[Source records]

------------------------

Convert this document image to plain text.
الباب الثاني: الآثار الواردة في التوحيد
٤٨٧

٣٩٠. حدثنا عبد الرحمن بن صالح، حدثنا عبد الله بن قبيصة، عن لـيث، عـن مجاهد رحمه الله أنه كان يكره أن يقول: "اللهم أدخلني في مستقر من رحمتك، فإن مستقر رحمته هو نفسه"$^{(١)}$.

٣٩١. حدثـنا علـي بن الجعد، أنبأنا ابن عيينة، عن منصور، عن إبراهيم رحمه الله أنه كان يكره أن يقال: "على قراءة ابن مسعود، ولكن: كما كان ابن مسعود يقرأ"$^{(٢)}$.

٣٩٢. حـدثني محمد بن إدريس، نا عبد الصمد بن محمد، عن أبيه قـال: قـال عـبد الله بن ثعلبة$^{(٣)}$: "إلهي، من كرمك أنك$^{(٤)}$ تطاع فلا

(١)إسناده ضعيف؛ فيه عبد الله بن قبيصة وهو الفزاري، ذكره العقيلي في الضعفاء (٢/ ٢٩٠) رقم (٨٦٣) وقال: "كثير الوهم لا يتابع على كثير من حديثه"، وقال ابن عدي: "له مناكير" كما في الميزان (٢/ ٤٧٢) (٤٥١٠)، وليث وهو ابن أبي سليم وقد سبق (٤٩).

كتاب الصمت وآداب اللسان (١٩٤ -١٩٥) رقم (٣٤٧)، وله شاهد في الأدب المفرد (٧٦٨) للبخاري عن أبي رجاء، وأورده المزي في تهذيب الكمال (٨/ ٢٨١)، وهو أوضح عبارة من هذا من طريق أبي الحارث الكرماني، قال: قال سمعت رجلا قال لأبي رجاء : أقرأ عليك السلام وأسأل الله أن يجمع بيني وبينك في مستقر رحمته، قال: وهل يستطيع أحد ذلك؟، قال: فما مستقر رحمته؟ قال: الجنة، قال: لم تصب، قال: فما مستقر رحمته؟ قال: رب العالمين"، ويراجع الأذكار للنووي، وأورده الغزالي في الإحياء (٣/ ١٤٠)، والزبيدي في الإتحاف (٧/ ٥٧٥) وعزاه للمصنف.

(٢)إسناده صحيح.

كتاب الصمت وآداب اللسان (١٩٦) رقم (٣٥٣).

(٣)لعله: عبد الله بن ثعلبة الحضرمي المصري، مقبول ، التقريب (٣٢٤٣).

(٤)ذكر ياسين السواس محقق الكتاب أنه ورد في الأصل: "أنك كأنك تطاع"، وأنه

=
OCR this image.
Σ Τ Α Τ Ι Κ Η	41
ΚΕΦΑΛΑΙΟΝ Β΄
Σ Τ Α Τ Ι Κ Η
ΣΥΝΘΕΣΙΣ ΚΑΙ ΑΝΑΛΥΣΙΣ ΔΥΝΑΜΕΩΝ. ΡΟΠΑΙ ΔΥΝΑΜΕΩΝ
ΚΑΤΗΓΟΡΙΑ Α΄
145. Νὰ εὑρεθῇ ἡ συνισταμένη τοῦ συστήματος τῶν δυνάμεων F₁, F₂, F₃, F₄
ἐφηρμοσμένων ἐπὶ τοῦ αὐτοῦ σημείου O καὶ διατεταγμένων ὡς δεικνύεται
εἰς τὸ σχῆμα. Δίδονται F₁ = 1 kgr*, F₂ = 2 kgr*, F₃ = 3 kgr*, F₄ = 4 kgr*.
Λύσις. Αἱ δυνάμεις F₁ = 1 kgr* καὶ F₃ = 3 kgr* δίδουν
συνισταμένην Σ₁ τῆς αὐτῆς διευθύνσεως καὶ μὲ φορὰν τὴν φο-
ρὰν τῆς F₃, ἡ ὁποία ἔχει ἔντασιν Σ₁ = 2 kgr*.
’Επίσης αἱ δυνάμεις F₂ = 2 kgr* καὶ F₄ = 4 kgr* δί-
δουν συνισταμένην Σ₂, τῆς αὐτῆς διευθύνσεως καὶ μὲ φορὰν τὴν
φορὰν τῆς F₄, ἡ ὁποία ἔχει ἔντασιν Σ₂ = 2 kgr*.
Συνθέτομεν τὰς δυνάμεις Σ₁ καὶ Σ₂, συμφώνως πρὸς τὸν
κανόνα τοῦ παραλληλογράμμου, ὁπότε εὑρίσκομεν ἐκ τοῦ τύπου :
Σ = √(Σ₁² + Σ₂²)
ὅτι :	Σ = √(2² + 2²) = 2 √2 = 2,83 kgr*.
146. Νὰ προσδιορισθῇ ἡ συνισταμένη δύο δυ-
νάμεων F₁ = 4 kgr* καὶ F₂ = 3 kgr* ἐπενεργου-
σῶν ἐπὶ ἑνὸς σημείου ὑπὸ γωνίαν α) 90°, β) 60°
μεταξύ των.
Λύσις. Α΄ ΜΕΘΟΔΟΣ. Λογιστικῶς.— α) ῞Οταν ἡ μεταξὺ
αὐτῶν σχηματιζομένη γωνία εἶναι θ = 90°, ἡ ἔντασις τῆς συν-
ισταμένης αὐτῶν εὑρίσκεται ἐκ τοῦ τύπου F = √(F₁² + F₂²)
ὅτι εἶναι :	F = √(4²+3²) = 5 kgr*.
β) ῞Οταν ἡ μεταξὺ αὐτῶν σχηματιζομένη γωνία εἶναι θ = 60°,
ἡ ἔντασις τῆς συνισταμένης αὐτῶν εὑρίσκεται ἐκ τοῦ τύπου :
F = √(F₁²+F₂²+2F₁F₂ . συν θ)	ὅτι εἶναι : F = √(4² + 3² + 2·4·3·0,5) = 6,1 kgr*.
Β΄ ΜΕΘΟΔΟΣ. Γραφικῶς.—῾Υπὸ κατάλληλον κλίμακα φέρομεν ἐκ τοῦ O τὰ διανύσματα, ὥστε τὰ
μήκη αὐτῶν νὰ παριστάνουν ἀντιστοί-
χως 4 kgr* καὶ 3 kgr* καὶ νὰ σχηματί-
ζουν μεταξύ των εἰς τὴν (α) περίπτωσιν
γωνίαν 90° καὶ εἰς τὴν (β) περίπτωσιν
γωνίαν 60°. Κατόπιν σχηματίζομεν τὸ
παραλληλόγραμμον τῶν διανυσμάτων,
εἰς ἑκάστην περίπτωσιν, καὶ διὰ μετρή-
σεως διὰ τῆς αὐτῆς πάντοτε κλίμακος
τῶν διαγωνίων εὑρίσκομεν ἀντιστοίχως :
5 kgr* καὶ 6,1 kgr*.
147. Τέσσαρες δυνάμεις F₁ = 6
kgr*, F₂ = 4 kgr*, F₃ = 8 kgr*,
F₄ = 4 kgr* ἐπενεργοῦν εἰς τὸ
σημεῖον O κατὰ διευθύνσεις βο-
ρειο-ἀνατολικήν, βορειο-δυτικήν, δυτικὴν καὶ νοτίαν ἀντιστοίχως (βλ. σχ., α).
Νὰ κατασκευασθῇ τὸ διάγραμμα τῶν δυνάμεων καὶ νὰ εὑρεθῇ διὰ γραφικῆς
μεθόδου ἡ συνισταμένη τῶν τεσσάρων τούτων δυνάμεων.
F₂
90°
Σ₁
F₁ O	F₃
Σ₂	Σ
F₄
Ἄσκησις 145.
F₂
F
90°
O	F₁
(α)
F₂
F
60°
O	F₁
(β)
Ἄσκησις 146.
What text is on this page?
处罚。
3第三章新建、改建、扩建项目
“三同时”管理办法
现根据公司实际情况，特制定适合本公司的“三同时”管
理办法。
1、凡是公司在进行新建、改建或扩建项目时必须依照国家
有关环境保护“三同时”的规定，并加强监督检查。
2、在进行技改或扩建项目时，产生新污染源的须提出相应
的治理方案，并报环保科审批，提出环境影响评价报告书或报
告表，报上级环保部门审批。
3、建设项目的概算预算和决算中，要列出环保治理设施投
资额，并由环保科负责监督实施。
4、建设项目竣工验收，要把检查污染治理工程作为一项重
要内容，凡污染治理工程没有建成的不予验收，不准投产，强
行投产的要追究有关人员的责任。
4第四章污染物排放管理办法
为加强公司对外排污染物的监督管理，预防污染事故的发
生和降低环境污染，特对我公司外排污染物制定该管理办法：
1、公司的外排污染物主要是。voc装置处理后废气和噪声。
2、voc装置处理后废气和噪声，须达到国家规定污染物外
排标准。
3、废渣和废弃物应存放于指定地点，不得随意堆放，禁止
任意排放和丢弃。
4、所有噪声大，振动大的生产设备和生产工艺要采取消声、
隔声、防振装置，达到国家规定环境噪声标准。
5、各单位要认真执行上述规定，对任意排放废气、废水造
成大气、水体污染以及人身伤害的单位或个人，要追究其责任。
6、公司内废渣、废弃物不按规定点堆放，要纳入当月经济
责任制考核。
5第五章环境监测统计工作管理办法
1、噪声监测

------------------------

* PROBLEM *
Read the data above. Pull out each line in which the string "μεταξύ" appears.

* FULL ANSWER *
μεταξύ των.
ζουν μεταξύ των εἰς τὴν (α) περίπτωσιν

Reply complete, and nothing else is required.